Given text.
===

Rachel Snead is an associate attorney with Hook Law practicing primarily in the areas of estate planning, estate and trust administration, guardianship and conservatorships, dispute resolution, and fiduciary litigation. To date, she has litigated and settled over 50 matters. She enjoys the diversity of work that elder law provides, and the challenges presented by litigation just as much as she enjoys helping people with creating their unique estate plan and navigating the complex administration of estates and trusts.

 A graduate of the University of Richmond School of Law and Virginia Commonwealth University, Rachel is admitted to the Virginia State Bar. She is also a member of the Virginia Bar Association (VBA), the Hampton Roads Estate Planning Council, the Virginia Academy of Elder Law Attorneys (VAELA), and the Virginia Trial Lawyers Association (VTLA).

In 2022 she became a licensed health and life insurance agent and attended the prestigious National Trial Advocacy College at the University of Virginia School of Law where she received intensive hands-on advocacy training.

===

Explore the material.
1. Answer these questions using the biography of Rachel Snead:
(a) How many matters has she litigated and settled to date?
(b) Which law school did she graduate from?
(c) At which school did she attend the National Trial Advocacy College?
2. Summarize the biography of Rachel Snead in two sentences.
3. Write a continuation of the biography of Rachel Snead, starting after its last sentence.

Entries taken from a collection
===

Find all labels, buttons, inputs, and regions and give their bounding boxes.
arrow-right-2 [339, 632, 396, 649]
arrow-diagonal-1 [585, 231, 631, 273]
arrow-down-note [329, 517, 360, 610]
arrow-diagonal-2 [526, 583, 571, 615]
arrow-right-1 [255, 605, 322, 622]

===

Answers by item.
1.
(a) Over 50.
(b) The University of Richmond School of Law.
(c) The University of Virginia School of Law.

2. Rachel Snead is an associate attorney with Hook Law who focuses on estate planning, estate and trust administration, guardianship and conservatorships, dispute resolution, and fiduciary litigation, and she has litigated and settled over 50 matters. She graduated from the University of Richmond School of Law and Virginia Commonwealth University, is admitted to the Virginia State Bar and belongs to several legal associations, and in 2022 she became a licensed health and life insurance agent and attended the National Trial Advocacy College at the University of Virginia School of Law.

3.
 She has taught multiple continuing legal education courses including, “Getting Started in Elder Law,” “Virginia Probate from Start to Finish,” and “Guardianships and Assisted Decision-Making in Virginia,” and has facilitated sessions for VAELA including “Medicaid & SSI When a Client Owns a Business.” She has also been published on various platforms including T & E Magazine, and Age in Action, a quarterly newsletter published by the Virginia Center on Aging and Virginia Department for Aging and Rehabilitative Services.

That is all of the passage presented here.